Figure content listings:
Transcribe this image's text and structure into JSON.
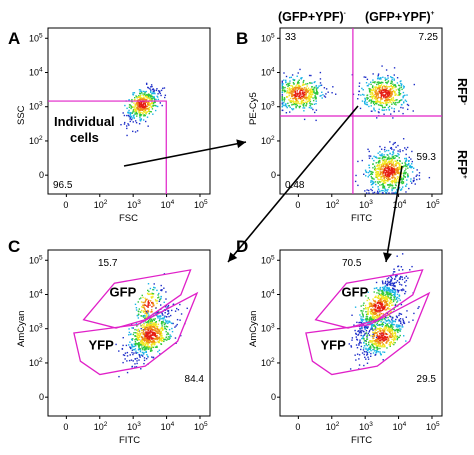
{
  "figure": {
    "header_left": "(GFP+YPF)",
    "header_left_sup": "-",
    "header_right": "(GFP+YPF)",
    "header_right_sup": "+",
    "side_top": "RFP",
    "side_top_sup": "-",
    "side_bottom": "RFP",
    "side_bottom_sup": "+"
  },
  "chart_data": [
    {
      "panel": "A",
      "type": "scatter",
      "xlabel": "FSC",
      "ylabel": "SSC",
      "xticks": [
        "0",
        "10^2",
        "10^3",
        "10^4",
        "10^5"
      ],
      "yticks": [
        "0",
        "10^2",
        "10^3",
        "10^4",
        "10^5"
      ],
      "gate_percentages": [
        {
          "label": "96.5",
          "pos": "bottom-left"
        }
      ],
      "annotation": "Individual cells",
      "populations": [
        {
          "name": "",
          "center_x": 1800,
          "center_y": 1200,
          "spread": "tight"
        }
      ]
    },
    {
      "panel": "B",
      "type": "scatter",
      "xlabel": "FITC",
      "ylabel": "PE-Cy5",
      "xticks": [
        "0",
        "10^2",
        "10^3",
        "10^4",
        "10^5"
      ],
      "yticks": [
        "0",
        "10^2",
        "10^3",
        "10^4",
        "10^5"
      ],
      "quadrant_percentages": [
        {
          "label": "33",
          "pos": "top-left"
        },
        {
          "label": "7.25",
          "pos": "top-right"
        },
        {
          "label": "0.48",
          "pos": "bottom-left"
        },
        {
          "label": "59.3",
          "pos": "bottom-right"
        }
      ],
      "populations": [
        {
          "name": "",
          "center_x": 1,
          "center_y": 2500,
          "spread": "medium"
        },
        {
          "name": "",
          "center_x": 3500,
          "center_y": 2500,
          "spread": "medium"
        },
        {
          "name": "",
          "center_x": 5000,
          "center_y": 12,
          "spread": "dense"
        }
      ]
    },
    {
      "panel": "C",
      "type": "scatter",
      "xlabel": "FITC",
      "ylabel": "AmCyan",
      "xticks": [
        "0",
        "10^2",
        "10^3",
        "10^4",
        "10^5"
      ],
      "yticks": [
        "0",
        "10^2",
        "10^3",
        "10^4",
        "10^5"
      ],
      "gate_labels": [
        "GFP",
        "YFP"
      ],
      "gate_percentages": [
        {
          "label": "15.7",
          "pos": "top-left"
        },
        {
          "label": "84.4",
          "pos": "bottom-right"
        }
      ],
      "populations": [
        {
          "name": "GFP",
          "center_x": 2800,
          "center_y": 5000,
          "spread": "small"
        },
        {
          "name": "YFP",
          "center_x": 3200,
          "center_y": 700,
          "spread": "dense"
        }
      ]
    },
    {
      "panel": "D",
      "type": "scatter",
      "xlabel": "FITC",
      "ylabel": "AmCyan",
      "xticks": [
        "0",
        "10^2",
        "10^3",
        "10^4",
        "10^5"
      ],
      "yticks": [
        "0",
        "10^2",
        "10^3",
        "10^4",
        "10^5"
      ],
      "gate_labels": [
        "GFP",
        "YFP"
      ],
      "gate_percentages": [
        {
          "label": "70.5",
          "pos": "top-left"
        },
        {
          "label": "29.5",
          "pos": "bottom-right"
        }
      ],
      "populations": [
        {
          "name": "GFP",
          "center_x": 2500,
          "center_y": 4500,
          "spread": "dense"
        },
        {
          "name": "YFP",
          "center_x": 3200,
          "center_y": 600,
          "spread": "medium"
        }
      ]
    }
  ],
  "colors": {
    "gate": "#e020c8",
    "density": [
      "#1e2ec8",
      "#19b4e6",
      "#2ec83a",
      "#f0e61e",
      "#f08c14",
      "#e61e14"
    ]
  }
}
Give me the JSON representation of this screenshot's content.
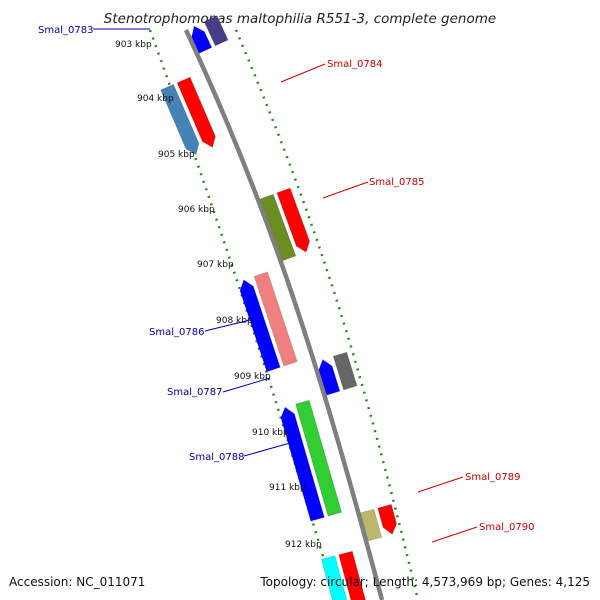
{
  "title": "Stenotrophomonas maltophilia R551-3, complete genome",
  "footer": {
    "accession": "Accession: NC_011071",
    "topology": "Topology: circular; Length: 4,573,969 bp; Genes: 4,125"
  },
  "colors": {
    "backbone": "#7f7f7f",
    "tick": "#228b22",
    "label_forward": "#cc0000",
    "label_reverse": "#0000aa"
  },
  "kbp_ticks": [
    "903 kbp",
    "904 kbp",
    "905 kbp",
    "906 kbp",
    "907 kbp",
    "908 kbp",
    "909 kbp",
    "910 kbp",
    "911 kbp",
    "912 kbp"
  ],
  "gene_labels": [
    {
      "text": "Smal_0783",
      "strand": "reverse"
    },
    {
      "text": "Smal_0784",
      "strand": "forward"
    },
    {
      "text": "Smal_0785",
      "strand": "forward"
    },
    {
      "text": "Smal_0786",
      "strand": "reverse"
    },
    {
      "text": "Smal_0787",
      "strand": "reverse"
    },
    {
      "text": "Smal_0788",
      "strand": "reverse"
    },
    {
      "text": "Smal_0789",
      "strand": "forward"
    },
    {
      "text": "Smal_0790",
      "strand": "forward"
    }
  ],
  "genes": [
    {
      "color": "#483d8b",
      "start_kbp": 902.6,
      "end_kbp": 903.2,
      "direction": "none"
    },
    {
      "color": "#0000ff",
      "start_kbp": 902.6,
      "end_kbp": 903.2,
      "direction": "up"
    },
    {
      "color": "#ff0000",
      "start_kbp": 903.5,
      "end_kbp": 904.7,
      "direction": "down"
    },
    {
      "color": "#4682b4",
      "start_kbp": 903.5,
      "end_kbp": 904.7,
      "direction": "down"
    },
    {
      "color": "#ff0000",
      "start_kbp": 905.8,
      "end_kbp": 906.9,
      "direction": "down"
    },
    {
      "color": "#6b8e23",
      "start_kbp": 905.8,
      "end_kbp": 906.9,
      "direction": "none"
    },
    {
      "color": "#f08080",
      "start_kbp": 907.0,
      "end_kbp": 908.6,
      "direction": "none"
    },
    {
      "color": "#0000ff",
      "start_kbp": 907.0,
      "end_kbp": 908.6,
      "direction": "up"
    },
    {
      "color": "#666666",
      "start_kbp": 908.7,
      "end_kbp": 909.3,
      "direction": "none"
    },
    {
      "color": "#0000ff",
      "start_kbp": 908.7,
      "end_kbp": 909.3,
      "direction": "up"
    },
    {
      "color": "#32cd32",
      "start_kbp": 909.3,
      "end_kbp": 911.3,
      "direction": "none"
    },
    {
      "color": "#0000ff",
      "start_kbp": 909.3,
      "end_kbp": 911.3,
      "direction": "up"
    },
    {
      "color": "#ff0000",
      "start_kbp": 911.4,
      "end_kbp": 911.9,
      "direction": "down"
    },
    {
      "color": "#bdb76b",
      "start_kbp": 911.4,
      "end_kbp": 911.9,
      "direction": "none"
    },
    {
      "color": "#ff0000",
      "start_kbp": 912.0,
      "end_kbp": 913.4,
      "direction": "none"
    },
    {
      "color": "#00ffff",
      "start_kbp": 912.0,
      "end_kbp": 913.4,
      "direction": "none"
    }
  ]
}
--
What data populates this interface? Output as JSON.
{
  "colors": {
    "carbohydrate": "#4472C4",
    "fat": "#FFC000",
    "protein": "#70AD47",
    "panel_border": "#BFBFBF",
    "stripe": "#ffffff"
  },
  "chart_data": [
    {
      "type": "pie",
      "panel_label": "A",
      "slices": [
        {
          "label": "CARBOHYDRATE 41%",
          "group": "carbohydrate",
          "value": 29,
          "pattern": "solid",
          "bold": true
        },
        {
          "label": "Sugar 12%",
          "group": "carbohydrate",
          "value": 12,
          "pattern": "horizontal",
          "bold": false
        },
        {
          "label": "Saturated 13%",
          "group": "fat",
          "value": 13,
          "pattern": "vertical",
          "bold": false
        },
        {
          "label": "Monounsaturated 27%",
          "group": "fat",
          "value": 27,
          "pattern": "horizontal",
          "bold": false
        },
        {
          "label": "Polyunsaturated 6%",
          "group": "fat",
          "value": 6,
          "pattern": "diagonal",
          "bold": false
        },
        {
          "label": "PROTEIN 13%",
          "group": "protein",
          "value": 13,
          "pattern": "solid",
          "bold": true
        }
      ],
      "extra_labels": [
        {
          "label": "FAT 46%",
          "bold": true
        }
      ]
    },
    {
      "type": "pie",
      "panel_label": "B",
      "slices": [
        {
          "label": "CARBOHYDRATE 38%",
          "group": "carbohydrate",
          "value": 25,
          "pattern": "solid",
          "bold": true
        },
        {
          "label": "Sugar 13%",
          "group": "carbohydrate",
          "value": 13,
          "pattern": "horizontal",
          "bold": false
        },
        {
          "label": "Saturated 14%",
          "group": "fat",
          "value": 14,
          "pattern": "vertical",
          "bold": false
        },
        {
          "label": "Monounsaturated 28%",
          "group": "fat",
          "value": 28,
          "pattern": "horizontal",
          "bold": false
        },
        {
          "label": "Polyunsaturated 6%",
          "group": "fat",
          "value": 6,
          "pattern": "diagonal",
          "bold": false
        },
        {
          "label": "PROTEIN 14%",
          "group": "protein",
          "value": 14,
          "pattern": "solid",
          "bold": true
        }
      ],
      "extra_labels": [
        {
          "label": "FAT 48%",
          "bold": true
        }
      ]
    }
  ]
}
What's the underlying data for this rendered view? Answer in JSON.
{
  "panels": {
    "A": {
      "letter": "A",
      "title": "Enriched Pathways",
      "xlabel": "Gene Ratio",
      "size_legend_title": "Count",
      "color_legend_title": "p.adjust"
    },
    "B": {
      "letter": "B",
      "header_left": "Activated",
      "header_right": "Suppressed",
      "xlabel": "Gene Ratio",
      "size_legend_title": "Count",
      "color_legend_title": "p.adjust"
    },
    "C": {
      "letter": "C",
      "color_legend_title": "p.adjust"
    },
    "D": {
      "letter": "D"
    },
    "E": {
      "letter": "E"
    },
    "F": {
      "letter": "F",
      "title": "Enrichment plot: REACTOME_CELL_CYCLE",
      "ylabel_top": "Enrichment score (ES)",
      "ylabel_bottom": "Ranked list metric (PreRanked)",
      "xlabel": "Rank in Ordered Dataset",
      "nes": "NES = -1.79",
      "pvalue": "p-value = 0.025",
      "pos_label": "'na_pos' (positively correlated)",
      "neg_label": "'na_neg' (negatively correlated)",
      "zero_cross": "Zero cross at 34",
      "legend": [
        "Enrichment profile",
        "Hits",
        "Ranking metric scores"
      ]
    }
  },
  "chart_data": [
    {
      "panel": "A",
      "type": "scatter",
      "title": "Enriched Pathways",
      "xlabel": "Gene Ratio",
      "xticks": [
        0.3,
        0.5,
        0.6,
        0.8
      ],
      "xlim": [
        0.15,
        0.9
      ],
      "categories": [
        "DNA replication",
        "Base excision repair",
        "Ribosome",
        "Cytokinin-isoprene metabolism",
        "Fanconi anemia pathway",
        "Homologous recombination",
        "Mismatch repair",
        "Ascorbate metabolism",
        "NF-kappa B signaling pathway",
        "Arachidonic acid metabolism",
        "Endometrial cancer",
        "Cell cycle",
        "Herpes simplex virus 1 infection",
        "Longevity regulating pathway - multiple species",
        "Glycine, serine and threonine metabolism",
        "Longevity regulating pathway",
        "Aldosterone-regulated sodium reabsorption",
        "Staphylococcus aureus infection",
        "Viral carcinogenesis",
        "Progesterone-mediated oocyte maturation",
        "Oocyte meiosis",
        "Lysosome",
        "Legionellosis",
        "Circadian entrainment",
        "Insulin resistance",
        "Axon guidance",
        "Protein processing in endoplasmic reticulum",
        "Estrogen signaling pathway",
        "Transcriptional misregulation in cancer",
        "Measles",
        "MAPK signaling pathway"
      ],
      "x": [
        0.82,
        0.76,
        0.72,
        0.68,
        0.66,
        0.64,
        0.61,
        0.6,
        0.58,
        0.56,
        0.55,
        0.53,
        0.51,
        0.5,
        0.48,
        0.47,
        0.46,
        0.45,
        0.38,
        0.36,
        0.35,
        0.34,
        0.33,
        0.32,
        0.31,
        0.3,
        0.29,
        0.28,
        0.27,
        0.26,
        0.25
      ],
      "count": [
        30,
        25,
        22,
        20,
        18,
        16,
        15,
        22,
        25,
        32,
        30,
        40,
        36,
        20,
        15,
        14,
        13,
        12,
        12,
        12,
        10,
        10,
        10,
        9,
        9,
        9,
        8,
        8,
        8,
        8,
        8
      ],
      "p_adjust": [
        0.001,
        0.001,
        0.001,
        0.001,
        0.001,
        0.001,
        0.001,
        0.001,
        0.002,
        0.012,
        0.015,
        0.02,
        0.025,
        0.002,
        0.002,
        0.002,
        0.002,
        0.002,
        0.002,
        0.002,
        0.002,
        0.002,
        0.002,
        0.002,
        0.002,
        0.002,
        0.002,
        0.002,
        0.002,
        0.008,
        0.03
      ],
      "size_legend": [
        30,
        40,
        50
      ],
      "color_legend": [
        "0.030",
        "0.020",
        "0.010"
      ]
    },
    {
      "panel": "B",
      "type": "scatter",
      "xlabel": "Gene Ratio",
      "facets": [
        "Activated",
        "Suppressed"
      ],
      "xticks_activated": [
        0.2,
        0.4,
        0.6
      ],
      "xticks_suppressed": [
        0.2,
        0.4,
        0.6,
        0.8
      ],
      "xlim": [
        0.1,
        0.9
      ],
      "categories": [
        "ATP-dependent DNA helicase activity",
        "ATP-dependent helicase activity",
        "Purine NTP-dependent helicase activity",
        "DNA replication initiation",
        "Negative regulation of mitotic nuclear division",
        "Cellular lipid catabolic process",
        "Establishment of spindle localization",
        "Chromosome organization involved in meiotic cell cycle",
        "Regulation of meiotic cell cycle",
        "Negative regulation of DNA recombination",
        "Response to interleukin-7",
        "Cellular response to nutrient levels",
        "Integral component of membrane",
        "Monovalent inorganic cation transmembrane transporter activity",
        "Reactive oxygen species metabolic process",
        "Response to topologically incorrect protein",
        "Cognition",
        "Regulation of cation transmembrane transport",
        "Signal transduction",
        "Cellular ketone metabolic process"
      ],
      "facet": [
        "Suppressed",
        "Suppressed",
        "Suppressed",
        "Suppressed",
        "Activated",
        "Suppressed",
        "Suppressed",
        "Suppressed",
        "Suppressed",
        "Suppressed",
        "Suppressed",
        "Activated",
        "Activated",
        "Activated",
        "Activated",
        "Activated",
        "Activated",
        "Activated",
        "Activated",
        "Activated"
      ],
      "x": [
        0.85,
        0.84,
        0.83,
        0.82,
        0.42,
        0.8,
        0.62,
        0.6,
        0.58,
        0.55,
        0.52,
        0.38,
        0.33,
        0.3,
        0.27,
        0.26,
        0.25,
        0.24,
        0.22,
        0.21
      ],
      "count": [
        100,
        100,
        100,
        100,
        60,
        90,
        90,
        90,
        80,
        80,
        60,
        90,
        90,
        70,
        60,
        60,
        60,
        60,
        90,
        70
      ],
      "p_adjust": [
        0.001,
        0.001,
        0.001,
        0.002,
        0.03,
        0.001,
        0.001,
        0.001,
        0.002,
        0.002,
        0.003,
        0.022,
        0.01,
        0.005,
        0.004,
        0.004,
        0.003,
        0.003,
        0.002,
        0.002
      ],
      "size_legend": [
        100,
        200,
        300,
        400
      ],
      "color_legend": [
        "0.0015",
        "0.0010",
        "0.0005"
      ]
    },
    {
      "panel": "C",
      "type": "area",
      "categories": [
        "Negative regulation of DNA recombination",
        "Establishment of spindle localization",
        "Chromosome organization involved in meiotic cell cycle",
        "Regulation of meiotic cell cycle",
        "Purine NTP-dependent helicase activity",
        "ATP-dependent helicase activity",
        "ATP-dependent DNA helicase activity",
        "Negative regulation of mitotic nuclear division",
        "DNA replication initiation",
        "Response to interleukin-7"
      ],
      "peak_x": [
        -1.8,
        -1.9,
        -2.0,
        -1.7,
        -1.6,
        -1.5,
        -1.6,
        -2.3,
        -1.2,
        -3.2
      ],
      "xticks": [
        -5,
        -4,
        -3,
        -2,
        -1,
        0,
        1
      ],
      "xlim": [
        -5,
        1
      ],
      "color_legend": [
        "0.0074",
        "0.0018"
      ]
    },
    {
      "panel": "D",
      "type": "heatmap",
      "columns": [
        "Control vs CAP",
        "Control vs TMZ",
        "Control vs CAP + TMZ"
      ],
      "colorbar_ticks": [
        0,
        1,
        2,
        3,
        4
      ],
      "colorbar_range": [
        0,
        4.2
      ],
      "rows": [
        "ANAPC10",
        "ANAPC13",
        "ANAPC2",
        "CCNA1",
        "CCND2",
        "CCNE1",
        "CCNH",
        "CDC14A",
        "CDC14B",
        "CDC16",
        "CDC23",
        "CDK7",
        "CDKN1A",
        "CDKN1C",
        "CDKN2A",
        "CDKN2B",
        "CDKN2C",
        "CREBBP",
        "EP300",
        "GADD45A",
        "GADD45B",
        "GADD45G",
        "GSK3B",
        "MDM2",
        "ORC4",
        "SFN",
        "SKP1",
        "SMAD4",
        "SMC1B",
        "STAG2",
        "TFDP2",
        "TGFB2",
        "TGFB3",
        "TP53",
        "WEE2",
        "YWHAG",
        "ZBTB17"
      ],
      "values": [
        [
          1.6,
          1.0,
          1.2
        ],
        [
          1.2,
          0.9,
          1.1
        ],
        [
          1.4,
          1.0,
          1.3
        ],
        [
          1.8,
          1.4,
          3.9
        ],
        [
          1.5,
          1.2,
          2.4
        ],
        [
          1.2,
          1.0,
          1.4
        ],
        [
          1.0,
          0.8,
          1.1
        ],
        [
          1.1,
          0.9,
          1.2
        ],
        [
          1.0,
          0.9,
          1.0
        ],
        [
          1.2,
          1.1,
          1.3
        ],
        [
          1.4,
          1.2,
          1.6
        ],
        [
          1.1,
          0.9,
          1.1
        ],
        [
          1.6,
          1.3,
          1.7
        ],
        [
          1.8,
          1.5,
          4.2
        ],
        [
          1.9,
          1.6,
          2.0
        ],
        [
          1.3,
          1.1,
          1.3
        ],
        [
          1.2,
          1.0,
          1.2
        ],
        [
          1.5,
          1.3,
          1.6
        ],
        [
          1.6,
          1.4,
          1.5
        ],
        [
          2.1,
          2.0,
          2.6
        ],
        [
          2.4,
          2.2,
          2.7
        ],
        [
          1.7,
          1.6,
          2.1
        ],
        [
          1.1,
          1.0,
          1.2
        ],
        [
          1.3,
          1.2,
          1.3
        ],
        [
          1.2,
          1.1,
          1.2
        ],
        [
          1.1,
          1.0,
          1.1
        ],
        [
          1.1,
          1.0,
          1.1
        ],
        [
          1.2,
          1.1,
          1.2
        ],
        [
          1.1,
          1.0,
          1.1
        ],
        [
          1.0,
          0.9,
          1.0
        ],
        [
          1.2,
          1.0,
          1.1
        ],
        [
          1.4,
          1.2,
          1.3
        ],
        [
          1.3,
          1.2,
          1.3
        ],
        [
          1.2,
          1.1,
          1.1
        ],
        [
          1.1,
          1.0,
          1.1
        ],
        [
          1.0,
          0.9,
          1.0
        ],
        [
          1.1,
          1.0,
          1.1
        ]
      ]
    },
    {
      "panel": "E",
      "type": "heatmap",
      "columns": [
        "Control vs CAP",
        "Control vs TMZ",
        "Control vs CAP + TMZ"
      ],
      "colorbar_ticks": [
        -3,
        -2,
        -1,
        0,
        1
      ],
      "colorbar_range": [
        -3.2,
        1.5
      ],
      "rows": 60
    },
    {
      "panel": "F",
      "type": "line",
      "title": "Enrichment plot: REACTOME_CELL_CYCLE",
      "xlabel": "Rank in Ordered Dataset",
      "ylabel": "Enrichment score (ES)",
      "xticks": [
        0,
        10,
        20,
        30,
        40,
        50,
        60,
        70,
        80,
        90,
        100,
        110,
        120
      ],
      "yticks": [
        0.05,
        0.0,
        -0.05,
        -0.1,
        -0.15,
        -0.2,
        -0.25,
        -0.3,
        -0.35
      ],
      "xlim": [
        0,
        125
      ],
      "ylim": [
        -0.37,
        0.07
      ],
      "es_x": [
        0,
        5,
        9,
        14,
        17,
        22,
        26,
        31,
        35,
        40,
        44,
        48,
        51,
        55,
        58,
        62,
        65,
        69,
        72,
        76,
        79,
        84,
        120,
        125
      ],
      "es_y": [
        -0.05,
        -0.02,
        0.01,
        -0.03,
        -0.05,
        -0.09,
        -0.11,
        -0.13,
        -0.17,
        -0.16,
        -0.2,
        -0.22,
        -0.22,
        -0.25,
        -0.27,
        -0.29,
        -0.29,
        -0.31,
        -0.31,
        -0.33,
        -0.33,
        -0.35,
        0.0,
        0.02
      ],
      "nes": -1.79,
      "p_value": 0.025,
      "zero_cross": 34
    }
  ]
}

YOUR GOAL >> Report every line in the data that holds "interleukin", copying each one.

SOLUTION >>
        "Response to interleukin-7",
        "Response to interleukin-7"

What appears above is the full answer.